● To be done: Give the entries again exactly, every one of them.

● Data supplied:

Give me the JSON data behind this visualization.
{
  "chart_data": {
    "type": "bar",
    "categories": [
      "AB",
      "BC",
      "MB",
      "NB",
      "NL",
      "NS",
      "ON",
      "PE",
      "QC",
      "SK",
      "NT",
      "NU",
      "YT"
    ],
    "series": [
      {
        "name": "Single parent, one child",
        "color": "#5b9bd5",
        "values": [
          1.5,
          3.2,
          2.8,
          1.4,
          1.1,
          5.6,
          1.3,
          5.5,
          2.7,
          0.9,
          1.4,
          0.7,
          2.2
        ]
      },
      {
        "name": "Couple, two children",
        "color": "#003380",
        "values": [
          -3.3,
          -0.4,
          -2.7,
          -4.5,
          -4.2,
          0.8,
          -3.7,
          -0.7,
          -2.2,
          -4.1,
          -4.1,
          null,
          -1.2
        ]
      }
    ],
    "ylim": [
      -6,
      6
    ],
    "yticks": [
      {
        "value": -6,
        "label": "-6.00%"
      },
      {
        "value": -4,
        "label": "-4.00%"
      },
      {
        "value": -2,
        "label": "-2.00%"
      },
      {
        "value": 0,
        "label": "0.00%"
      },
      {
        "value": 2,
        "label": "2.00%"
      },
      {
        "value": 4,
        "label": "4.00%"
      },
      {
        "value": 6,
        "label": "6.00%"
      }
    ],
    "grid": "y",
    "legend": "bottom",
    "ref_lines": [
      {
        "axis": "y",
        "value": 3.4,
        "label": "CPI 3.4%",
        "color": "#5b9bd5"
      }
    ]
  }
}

● Correct output:
Give me the JSON data behind this visualization.
{
  "chart_data": {
    "type": "bar",
    "categories": [
      "AB",
      "BC",
      "MB",
      "NB",
      "NL",
      "NS",
      "ON",
      "PE",
      "QC",
      "SK",
      "NT",
      "NU",
      "YT"
    ],
    "series": [
      {
        "name": "Single parent, one child",
        "color": "#5b9bd5",
        "values": [
          1.5,
          3.2,
          2.8,
          1.4,
          1.1,
          5.6,
          1.3,
          5.5,
          2.7,
          0.9,
          1.4,
          0.7,
          2.2
        ]
      },
      {
        "name": "Couple, two children",
        "color": "#003380",
        "values": [
          -3.3,
          -0.4,
          -2.7,
          -4.5,
          -4.2,
          0.8,
          -3.7,
          -0.7,
          -2.2,
          -4.1,
          -4.1,
          null,
          -1.2
        ]
      }
    ],
    "ylim": [
      -6,
      6
    ],
    "yticks": [
      {
        "value": -6,
        "label": "-6.00%"
      },
      {
        "value": -4,
        "label": "-4.00%"
      },
      {
        "value": -2,
        "label": "-2.00%"
      },
      {
        "value": 0,
        "label": "0.00%"
      },
      {
        "value": 2,
        "label": "2.00%"
      },
      {
        "value": 4,
        "label": "4.00%"
      },
      {
        "value": 6,
        "label": "6.00%"
      }
    ],
    "grid": "y",
    "legend": "bottom",
    "ref_lines": [
      {
        "axis": "y",
        "value": 3.4,
        "label": "CPI 3.4%",
        "color": "#5b9bd5"
      }
    ]
  }
}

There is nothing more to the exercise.